_DATA PROVIDED:_
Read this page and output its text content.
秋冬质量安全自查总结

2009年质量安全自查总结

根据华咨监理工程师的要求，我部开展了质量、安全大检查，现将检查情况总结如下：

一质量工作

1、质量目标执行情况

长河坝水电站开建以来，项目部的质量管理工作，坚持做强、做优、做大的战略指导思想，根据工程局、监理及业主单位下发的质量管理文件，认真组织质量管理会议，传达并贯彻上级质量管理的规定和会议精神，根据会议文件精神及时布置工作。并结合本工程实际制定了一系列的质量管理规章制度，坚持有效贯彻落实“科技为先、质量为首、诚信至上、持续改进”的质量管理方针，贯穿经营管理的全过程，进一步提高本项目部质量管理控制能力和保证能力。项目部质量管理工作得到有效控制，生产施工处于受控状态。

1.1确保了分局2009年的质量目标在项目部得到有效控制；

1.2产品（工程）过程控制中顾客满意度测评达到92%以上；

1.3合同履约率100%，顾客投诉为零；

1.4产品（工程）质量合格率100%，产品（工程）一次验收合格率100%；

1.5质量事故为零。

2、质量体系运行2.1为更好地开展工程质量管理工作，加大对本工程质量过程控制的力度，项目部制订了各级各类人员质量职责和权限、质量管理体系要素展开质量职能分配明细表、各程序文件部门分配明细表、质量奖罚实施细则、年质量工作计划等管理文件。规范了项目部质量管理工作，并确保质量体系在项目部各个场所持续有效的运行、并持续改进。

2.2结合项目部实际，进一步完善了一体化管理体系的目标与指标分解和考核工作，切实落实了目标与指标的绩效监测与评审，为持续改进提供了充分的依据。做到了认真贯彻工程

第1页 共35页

_WHAT IS REQUIRED:_ Reproduce the records above exactly.

_OUTPUT BELOW:_
Read this page and output its text content.
秋冬质量安全自查总结

2009年质量安全自查总结

根据华咨监理工程师的要求，我部开展了质量、安全大检查，现将检查情况总结如下：

一质量工作

1、质量目标执行情况

长河坝水电站开建以来，项目部的质量管理工作，坚持做强、做优、做大的战略指导思想，根据工程局、监理及业主单位下发的质量管理文件，认真组织质量管理会议，传达并贯彻上级质量管理的规定和会议精神，根据会议文件精神及时布置工作。并结合本工程实际制定了一系列的质量管理规章制度，坚持有效贯彻落实“科技为先、质量为首、诚信至上、持续改进”的质量管理方针，贯穿经营管理的全过程，进一步提高本项目部质量管理控制能力和保证能力。项目部质量管理工作得到有效控制，生产施工处于受控状态。

1.1确保了分局2009年的质量目标在项目部得到有效控制；

1.2产品（工程）过程控制中顾客满意度测评达到92%以上；

1.3合同履约率100%，顾客投诉为零；

1.4产品（工程）质量合格率100%，产品（工程）一次验收合格率100%；

1.5质量事故为零。

2、质量体系运行2.1为更好地开展工程质量管理工作，加大对本工程质量过程控制的力度，项目部制订了各级各类人员质量职责和权限、质量管理体系要素展开质量职能分配明细表、各程序文件部门分配明细表、质量奖罚实施细则、年质量工作计划等管理文件。规范了项目部质量管理工作，并确保质量体系在项目部各个场所持续有效的运行、并持续改进。

2.2结合项目部实际，进一步完善了一体化管理体系的目标与指标分解和考核工作，切实落实了目标与指标的绩效监测与评审，为持续改进提供了充分的依据。做到了认真贯彻工程

第1页 共35页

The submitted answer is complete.